__EXTRACTED MATERIAL__
[start]

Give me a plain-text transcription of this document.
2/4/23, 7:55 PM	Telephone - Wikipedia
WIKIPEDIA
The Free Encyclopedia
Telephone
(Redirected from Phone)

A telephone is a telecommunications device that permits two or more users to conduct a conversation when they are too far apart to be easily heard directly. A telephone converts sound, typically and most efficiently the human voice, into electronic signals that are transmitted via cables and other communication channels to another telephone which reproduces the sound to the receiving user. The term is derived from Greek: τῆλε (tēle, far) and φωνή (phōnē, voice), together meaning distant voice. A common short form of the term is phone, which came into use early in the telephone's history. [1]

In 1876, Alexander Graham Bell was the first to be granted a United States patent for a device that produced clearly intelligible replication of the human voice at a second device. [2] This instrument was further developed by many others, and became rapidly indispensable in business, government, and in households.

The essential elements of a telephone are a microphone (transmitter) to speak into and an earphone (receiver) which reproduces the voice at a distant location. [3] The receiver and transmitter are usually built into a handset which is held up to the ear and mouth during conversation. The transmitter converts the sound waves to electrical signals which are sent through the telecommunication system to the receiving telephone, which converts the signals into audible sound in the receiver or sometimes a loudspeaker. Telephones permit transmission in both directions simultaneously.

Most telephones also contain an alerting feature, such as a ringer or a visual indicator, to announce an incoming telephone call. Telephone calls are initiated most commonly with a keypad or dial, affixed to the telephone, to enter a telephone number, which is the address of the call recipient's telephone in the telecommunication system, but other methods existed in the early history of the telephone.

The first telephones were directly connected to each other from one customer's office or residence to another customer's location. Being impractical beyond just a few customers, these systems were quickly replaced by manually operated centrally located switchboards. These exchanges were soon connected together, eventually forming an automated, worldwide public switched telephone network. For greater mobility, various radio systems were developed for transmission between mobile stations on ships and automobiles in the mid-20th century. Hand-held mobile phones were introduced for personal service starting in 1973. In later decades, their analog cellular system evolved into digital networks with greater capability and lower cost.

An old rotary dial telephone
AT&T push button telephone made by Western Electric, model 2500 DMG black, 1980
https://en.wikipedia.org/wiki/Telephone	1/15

[end]

__INSTRUCTIONS FOR THE TASK__
Find the word "device" in the entries above and gather every line that holds it.

__RESPONSE TO THE TASK__
A telephone is a telecommunications device that permits two or more users to conduct a conversation when they are too far apart to be easily heard directly. A telephone converts sound, typically and most efficiently the human voice, into electronic signals that are transmitted via cables and other communication channels to another telephone which reproduces the sound to the receiving user. The term is derived from Greek: τῆλε (tēle, far) and φωνή (phōnē, voice), together meaning distant voice. A common short form of the term is phone, which came into use early in the telephone's history. [1]
In 1876, Alexander Graham Bell was the first to be granted a United States patent for a device that produced clearly intelligible replication of the human voice at a second device. [2] This instrument was further developed by many others, and became rapidly indispensable in business, government, and in households.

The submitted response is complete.